Instruction
Lines holding the string "Cube" are the ones to copy; find them all in the data.

(Excerpts from a figure dataset)
[BEGIN]
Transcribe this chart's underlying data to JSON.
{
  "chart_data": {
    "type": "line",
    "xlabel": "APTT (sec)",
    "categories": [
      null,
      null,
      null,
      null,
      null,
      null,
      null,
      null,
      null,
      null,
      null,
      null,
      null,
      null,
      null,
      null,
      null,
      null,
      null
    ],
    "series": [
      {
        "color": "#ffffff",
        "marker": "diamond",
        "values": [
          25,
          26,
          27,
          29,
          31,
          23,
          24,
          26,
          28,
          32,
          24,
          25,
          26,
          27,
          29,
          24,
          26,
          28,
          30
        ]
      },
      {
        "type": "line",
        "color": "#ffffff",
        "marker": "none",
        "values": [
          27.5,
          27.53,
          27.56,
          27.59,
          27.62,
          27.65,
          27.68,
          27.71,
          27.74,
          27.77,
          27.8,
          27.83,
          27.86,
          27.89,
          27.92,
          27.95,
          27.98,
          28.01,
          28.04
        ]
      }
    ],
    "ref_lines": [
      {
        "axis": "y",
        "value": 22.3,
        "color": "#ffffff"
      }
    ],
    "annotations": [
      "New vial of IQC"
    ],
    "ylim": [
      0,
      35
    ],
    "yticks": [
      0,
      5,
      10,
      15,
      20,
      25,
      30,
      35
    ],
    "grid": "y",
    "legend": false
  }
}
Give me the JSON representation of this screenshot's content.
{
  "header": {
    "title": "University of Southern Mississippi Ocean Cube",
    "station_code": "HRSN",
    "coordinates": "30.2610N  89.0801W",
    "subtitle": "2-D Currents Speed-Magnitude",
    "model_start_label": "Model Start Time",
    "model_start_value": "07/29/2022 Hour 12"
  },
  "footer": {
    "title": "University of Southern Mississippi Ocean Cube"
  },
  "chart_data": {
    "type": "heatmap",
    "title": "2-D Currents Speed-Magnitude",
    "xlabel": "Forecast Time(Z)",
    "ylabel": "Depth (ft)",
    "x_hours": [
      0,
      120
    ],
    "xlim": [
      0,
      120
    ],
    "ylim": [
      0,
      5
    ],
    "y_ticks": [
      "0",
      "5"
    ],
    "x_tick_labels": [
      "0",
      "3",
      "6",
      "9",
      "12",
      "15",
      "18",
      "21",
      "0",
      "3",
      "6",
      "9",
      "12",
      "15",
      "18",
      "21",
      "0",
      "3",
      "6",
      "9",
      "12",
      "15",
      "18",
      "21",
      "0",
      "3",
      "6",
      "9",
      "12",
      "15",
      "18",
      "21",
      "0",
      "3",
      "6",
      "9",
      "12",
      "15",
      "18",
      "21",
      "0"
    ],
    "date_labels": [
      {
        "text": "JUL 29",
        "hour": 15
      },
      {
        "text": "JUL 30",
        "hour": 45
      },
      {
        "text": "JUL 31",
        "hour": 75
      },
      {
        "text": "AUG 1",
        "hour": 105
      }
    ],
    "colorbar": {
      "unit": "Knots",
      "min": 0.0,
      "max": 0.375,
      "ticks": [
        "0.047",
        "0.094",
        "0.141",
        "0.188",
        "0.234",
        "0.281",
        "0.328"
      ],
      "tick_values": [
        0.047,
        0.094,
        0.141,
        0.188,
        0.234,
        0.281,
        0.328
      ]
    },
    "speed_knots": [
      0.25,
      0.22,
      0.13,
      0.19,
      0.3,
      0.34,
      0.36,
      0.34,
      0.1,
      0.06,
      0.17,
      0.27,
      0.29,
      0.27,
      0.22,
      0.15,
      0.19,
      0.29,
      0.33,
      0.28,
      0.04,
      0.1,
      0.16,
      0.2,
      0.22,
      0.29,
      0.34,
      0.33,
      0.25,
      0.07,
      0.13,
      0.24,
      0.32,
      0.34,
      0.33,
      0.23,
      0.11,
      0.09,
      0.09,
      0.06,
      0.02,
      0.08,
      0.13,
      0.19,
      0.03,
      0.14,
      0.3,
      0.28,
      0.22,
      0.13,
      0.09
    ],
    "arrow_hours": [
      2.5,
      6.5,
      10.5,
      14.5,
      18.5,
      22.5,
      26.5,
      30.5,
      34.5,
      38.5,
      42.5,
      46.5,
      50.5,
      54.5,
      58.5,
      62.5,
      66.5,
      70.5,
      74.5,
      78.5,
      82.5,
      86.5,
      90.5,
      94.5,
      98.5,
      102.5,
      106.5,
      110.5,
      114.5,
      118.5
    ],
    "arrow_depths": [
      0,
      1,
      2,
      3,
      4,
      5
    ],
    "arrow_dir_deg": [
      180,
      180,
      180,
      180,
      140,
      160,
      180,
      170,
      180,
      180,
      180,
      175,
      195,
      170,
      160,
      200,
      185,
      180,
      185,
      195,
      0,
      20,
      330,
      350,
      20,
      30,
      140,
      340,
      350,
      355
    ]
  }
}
[END]
Response to the exercise
    "title": "University of Southern Mississippi Ocean Cube",
    "title": "University of Southern Mississippi Ocean Cube"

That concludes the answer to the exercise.